(Data records)
==========

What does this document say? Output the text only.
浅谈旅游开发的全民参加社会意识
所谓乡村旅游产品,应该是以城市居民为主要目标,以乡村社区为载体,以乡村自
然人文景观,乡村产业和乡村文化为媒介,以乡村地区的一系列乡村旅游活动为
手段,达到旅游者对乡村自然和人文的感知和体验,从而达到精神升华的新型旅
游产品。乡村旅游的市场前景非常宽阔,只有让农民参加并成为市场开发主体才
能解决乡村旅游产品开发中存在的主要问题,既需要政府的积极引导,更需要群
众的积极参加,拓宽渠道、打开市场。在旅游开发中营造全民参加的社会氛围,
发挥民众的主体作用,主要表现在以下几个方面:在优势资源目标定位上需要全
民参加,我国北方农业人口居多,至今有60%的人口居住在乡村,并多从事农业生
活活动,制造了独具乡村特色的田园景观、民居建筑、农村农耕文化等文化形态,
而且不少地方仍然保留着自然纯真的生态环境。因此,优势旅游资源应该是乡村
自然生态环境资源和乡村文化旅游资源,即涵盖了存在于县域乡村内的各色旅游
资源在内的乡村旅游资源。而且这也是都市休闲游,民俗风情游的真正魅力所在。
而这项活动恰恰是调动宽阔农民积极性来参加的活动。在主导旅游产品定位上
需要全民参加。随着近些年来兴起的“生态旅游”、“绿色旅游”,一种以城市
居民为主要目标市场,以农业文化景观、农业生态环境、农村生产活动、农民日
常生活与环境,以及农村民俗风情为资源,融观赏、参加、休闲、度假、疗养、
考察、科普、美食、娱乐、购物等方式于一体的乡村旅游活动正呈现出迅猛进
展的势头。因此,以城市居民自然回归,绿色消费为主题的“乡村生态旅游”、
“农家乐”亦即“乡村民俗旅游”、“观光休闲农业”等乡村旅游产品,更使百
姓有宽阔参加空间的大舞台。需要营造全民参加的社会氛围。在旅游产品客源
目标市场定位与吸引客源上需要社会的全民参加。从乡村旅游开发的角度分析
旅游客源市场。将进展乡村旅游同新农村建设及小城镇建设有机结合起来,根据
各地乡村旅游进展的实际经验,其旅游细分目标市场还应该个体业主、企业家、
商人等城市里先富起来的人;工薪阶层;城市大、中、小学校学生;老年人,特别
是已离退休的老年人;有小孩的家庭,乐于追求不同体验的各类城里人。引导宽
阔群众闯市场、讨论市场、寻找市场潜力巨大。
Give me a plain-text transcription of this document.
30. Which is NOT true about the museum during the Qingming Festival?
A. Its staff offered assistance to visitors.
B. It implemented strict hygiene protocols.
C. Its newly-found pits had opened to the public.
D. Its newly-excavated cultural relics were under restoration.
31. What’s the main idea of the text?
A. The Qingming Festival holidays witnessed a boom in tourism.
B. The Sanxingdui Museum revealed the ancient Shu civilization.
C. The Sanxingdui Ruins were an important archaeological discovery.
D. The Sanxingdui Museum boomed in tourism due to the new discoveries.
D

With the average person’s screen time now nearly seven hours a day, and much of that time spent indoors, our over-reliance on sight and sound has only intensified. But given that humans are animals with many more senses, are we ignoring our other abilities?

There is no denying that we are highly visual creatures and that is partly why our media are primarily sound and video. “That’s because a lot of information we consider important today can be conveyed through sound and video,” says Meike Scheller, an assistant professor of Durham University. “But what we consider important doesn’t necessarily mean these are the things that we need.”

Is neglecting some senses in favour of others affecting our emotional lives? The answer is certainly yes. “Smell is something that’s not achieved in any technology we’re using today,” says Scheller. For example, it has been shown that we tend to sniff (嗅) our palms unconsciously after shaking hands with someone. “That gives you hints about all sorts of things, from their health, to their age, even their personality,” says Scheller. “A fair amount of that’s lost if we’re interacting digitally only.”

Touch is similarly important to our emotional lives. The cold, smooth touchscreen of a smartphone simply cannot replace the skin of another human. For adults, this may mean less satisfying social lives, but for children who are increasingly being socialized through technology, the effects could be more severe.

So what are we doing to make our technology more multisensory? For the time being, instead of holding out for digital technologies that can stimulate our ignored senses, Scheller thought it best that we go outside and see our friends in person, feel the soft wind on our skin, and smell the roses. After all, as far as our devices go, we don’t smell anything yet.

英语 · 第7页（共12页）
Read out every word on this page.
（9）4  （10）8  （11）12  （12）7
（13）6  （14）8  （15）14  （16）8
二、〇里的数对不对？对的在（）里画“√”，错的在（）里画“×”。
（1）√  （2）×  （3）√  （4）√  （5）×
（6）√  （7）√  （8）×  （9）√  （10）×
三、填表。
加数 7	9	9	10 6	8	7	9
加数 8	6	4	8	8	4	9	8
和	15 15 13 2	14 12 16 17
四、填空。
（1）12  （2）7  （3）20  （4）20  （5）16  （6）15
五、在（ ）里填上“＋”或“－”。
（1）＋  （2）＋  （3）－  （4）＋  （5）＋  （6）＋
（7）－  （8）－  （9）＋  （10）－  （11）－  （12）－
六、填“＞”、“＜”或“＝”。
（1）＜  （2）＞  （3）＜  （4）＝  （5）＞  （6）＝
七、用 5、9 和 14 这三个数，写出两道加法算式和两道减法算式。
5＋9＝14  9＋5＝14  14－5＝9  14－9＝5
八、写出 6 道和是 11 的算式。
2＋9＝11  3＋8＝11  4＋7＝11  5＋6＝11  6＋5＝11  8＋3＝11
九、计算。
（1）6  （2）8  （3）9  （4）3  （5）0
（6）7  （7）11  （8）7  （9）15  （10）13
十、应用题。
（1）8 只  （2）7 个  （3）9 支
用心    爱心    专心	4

==========

### Stated exercise
Repeat every record, keeping each word and mark exactly as it is.

### Result
What does this document say? Output the text only.
浅谈旅游开发的全民参加社会意识
所谓乡村旅游产品,应该是以城市居民为主要目标,以乡村社区为载体,以乡村自
然人文景观,乡村产业和乡村文化为媒介,以乡村地区的一系列乡村旅游活动为
手段,达到旅游者对乡村自然和人文的感知和体验,从而达到精神升华的新型旅
游产品。乡村旅游的市场前景非常宽阔,只有让农民参加并成为市场开发主体才
能解决乡村旅游产品开发中存在的主要问题,既需要政府的积极引导,更需要群
众的积极参加,拓宽渠道、打开市场。在旅游开发中营造全民参加的社会氛围,
发挥民众的主体作用,主要表现在以下几个方面:在优势资源目标定位上需要全
民参加,我国北方农业人口居多,至今有60%的人口居住在乡村,并多从事农业生
活活动,制造了独具乡村特色的田园景观、民居建筑、农村农耕文化等文化形态,
而且不少地方仍然保留着自然纯真的生态环境。因此,优势旅游资源应该是乡村
自然生态环境资源和乡村文化旅游资源,即涵盖了存在于县域乡村内的各色旅游
资源在内的乡村旅游资源。而且这也是都市休闲游,民俗风情游的真正魅力所在。
而这项活动恰恰是调动宽阔农民积极性来参加的活动。在主导旅游产品定位上
需要全民参加。随着近些年来兴起的“生态旅游”、“绿色旅游”,一种以城市
居民为主要目标市场,以农业文化景观、农业生态环境、农村生产活动、农民日
常生活与环境,以及农村民俗风情为资源,融观赏、参加、休闲、度假、疗养、
考察、科普、美食、娱乐、购物等方式于一体的乡村旅游活动正呈现出迅猛进
展的势头。因此,以城市居民自然回归,绿色消费为主题的“乡村生态旅游”、
“农家乐”亦即“乡村民俗旅游”、“观光休闲农业”等乡村旅游产品,更使百
姓有宽阔参加空间的大舞台。需要营造全民参加的社会氛围。在旅游产品客源
目标市场定位与吸引客源上需要社会的全民参加。从乡村旅游开发的角度分析
旅游客源市场。将进展乡村旅游同新农村建设及小城镇建设有机结合起来,根据
各地乡村旅游进展的实际经验,其旅游细分目标市场还应该个体业主、企业家、
商人等城市里先富起来的人;工薪阶层;城市大、中、小学校学生;老年人,特别
是已离退休的老年人;有小孩的家庭,乐于追求不同体验的各类城里人。引导宽
阔群众闯市场、讨论市场、寻找市场潜力巨大。
Give me a plain-text transcription of this document.
30. Which is NOT true about the museum during the Qingming Festival?
A. Its staff offered assistance to visitors.
B. It implemented strict hygiene protocols.
C. Its newly-found pits had opened to the public.
D. Its newly-excavated cultural relics were under restoration.
31. What’s the main idea of the text?
A. The Qingming Festival holidays witnessed a boom in tourism.
B. The Sanxingdui Museum revealed the ancient Shu civilization.
C. The Sanxingdui Ruins were an important archaeological discovery.
D. The Sanxingdui Museum boomed in tourism due to the new discoveries.
D

With the average person’s screen time now nearly seven hours a day, and much of that time spent indoors, our over-reliance on sight and sound has only intensified. But given that humans are animals with many more senses, are we ignoring our other abilities?

There is no denying that we are highly visual creatures and that is partly why our media are primarily sound and video. “That’s because a lot of information we consider important today can be conveyed through sound and video,” says Meike Scheller, an assistant professor of Durham University. “But what we consider important doesn’t necessarily mean these are the things that we need.”

Is neglecting some senses in favour of others affecting our emotional lives? The answer is certainly yes. “Smell is something that’s not achieved in any technology we’re using today,” says Scheller. For example, it has been shown that we tend to sniff (嗅) our palms unconsciously after shaking hands with someone. “That gives you hints about all sorts of things, from their health, to their age, even their personality,” says Scheller. “A fair amount of that’s lost if we’re interacting digitally only.”

Touch is similarly important to our emotional lives. The cold, smooth touchscreen of a smartphone simply cannot replace the skin of another human. For adults, this may mean less satisfying social lives, but for children who are increasingly being socialized through technology, the effects could be more severe.

So what are we doing to make our technology more multisensory? For the time being, instead of holding out for digital technologies that can stimulate our ignored senses, Scheller thought it best that we go outside and see our friends in person, feel the soft wind on our skin, and smell the roses. After all, as far as our devices go, we don’t smell anything yet.

英语 · 第7页（共12页）
Read out every word on this page.
（9）4  （10）8  （11）12  （12）7
（13）6  （14）8  （15）14  （16）8
二、〇里的数对不对？对的在（）里画“√”，错的在（）里画“×”。
（1）√  （2）×  （3）√  （4）√  （5）×
（6）√  （7）√  （8）×  （9）√  （10）×
三、填表。
加数 7	9	9	10 6	8	7	9
加数 8	6	4	8	8	4	9	8
和	15 15 13 2	14 12 16 17
四、填空。
（1）12  （2）7  （3）20  （4）20  （5）16  （6）15
五、在（ ）里填上“＋”或“－”。
（1）＋  （2）＋  （3）－  （4）＋  （5）＋  （6）＋
（7）－  （8）－  （9）＋  （10）－  （11）－  （12）－
六、填“＞”、“＜”或“＝”。
（1）＜  （2）＞  （3）＜  （4）＝  （5）＞  （6）＝
七、用 5、9 和 14 这三个数，写出两道加法算式和两道减法算式。
5＋9＝14  9＋5＝14  14－5＝9  14－9＝5
八、写出 6 道和是 11 的算式。
2＋9＝11  3＋8＝11  4＋7＝11  5＋6＝11  6＋5＝11  8＋3＝11
九、计算。
（1）6  （2）8  （3）9  （4）3  （5）0
（6）7  （7）11  （8）7  （9）15  （10）13
十、应用题。
（1）8 只  （2）7 个  （3）9 支
用心    爱心    专心	4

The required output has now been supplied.